======== Data extract ========

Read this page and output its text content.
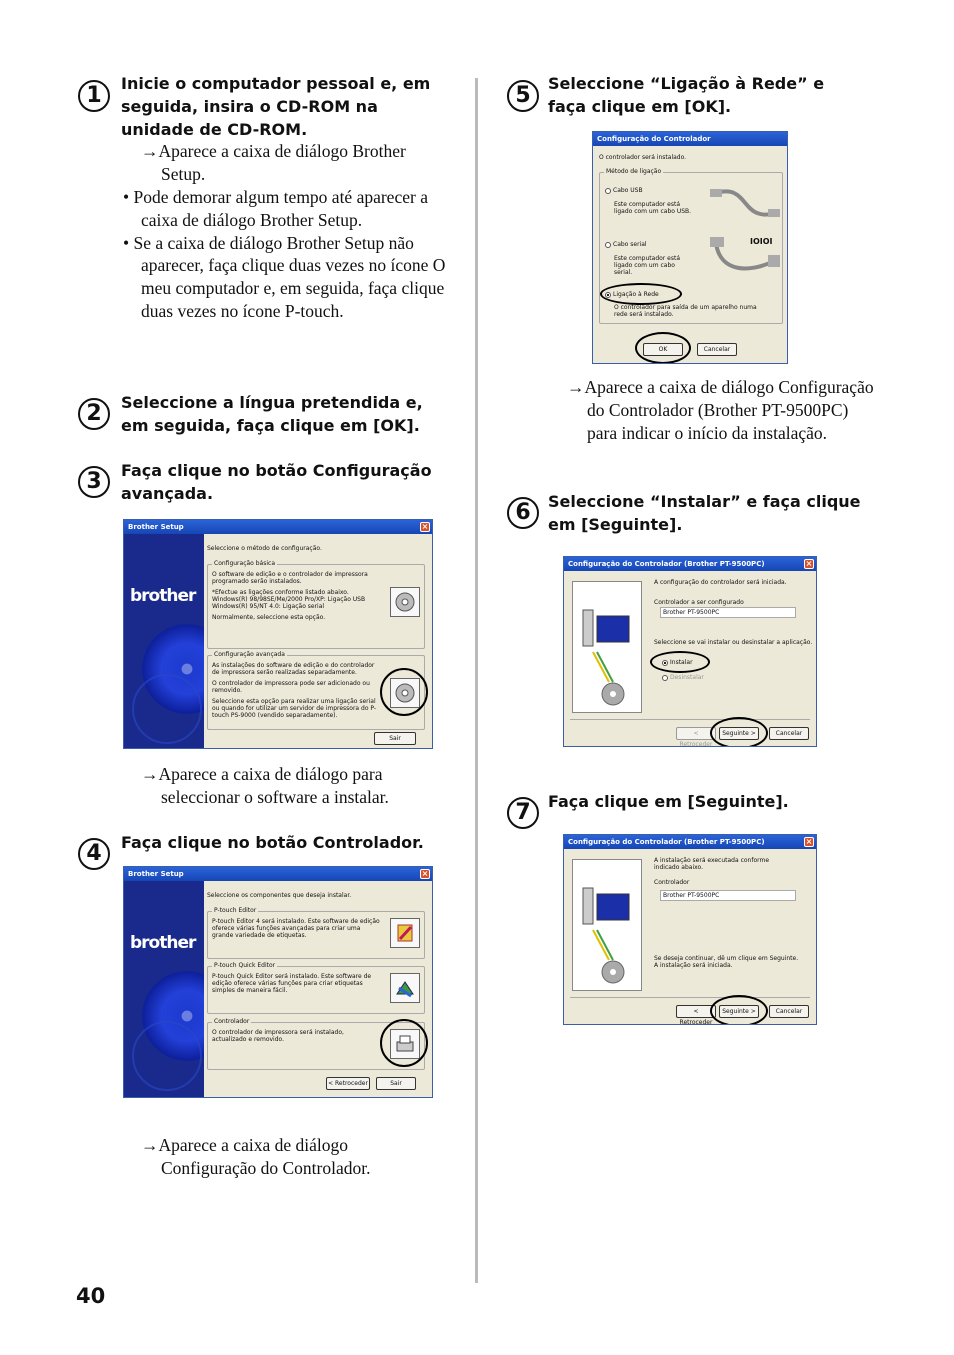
1	Inicie o computador pessoal e, em seguida, insira o CD-ROM na unidade de CD-ROM.
→Aparece a caixa de diálogo Brother Setup.
• Pode demorar algum tempo até aparecer a caixa de diálogo Brother Setup.
• Se a caixa de diálogo Brother Setup não aparecer, faça clique duas vezes no ícone O meu computador e, em seguida, faça clique duas vezes no ícone P-touch.
2	Seleccione a língua pretendida e, em seguida, faça clique em [OK].
3	Faça clique no botão Configuração avançada.
Brother Setup	×
brother
Seleccione o método de configuração.
Configuração básica
O software de edição e o controlador de impressora programado serão instalados.
*Efectue as ligações conforme listado abaixo. Windows(R) 98/98SE/Me/2000 Pro/XP: Ligação USB Windows(R) 95/NT 4.0: Ligação serial
Normalmente, seleccione esta opção.
Configuração avançada
As instalações do software de edição e do controlador de impressora serão realizadas separadamente.
O controlador de impressora pode ser adicionado ou removido.
Seleccione esta opção para realizar uma ligação serial ou quando for utilizar um servidor de impressora do P-touch PS-9000 (vendido separadamente).
Sair
→Aparece a caixa de diálogo para seleccionar o software a instalar.
4	Faça clique no botão Controlador.
Brother Setup	×
brother
Seleccione os componentes que deseja instalar.
P-touch Editor
P-touch Editor 4 será instalado. Este software de edição oferece várias funções avançadas para criar uma grande variedade de etiquetas.
P-touch Quick Editor
P-touch Quick Editor será instalado. Este software de edição oferece várias funções para criar etiquetas simples de maneira fácil.
Controlador
O controlador de impressora será instalado, actualizado e removido.
< Retroceder	Sair
→Aparece a caixa de diálogo Configuração do Controlador.
5	Seleccione “Ligação à Rede” e faça clique em [OK].
Configuração do Controlador
O controlador será instalado.
Método de ligação
Cabo USB
Este computador está ligado com um cabo USB.
Cabo serial
Este computador está ligado com um cabo serial.
IOIOI
Ligação à Rede
O controlador para saída de um aparelho numa rede será instalado.
OK	Cancelar
→Aparece a caixa de diálogo Configuração do Controlador (Brother PT-9500PC) para indicar o início da instalação.
6	Seleccione “Instalar” e faça clique em [Seguinte].
Configuração do Controlador (Brother PT-9500PC)	×
A configuração do controlador será iniciada.
Controlador a ser configurado
Brother PT-9500PC
Seleccione se vai instalar ou desinstalar a aplicação.
Instalar
Desinstalar
< Retroceder
Seguinte >	Cancelar
7	Faça clique em [Seguinte].
Configuração do Controlador (Brother PT-9500PC)	×
A instalação será executada conforme indicado abaixo.
Controlador
Brother PT-9500PC
Se deseja continuar, dê um clique em Seguinte. A instalação será iniciada.
< Retroceder
Seguinte >	Cancelar
40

========

_What is required_. Select every line above that contains the word "touch", and copy it.

_Solution to the exercise_.
• Se a caixa de diálogo Brother Setup não aparecer, faça clique duas vezes no ícone O meu computador e, em seguida, faça clique duas vezes no ícone P-touch.
Seleccione esta opção para realizar uma ligação serial ou quando for utilizar um servidor de impressora do P-touch PS-9000 (vendido separadamente).
P-touch Editor
P-touch Editor 4 será instalado. Este software de edição oferece várias funções avançadas para criar uma grande variedade de etiquetas.
P-touch Quick Editor
P-touch Quick Editor será instalado. Este software de edição oferece várias funções para criar etiquetas simples de maneira fácil.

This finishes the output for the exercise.